═══ Records shown

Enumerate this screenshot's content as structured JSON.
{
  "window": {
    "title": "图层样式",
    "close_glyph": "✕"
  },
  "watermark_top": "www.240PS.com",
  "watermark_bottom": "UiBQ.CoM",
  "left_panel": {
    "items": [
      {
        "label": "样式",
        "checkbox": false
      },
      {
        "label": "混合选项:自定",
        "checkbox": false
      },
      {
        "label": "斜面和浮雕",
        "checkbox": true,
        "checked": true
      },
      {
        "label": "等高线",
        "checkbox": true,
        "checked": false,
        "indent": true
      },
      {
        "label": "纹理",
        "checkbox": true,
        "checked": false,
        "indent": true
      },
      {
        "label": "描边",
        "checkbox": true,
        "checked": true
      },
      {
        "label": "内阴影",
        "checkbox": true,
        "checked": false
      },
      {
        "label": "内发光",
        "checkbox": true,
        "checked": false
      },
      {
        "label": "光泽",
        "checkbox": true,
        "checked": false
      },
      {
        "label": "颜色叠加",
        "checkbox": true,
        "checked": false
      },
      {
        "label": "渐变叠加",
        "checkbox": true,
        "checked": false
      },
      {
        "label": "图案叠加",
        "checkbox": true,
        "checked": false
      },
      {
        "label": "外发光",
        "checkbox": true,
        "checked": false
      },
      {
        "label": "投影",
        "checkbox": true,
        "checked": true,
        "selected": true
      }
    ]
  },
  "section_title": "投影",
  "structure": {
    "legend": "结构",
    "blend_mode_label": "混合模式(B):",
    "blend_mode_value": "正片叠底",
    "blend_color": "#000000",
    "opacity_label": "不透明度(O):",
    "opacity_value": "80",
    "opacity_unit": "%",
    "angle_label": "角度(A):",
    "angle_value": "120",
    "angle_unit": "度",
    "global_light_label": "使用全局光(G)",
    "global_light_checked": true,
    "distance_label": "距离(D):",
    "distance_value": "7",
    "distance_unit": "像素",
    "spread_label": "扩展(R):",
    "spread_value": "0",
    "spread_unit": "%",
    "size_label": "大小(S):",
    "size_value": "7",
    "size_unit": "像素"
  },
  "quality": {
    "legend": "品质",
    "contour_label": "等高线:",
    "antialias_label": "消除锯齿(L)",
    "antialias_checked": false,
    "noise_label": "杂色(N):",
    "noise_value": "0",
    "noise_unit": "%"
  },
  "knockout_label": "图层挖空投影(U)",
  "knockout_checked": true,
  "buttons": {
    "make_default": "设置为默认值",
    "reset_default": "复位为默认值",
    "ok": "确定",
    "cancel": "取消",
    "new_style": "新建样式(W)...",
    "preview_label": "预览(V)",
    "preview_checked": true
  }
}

══════

## Required work
Please restate the data word for word, every record included.

## Exercise output
Enumerate this screenshot's content as structured JSON.
{
  "window": {
    "title": "图层样式",
    "close_glyph": "✕"
  },
  "watermark_top": "www.240PS.com",
  "watermark_bottom": "UiBQ.CoM",
  "left_panel": {
    "items": [
      {
        "label": "样式",
        "checkbox": false
      },
      {
        "label": "混合选项:自定",
        "checkbox": false
      },
      {
        "label": "斜面和浮雕",
        "checkbox": true,
        "checked": true
      },
      {
        "label": "等高线",
        "checkbox": true,
        "checked": false,
        "indent": true
      },
      {
        "label": "纹理",
        "checkbox": true,
        "checked": false,
        "indent": true
      },
      {
        "label": "描边",
        "checkbox": true,
        "checked": true
      },
      {
        "label": "内阴影",
        "checkbox": true,
        "checked": false
      },
      {
        "label": "内发光",
        "checkbox": true,
        "checked": false
      },
      {
        "label": "光泽",
        "checkbox": true,
        "checked": false
      },
      {
        "label": "颜色叠加",
        "checkbox": true,
        "checked": false
      },
      {
        "label": "渐变叠加",
        "checkbox": true,
        "checked": false
      },
      {
        "label": "图案叠加",
        "checkbox": true,
        "checked": false
      },
      {
        "label": "外发光",
        "checkbox": true,
        "checked": false
      },
      {
        "label": "投影",
        "checkbox": true,
        "checked": true,
        "selected": true
      }
    ]
  },
  "section_title": "投影",
  "structure": {
    "legend": "结构",
    "blend_mode_label": "混合模式(B):",
    "blend_mode_value": "正片叠底",
    "blend_color": "#000000",
    "opacity_label": "不透明度(O):",
    "opacity_value": "80",
    "opacity_unit": "%",
    "angle_label": "角度(A):",
    "angle_value": "120",
    "angle_unit": "度",
    "global_light_label": "使用全局光(G)",
    "global_light_checked": true,
    "distance_label": "距离(D):",
    "distance_value": "7",
    "distance_unit": "像素",
    "spread_label": "扩展(R):",
    "spread_value": "0",
    "spread_unit": "%",
    "size_label": "大小(S):",
    "size_value": "7",
    "size_unit": "像素"
  },
  "quality": {
    "legend": "品质",
    "contour_label": "等高线:",
    "antialias_label": "消除锯齿(L)",
    "antialias_checked": false,
    "noise_label": "杂色(N):",
    "noise_value": "0",
    "noise_unit": "%"
  },
  "knockout_label": "图层挖空投影(U)",
  "knockout_checked": true,
  "buttons": {
    "make_default": "设置为默认值",
    "reset_default": "复位为默认值",
    "ok": "确定",
    "cancel": "取消",
    "new_style": "新建样式(W)...",
    "preview_label": "预览(V)",
    "preview_checked": true
  }
}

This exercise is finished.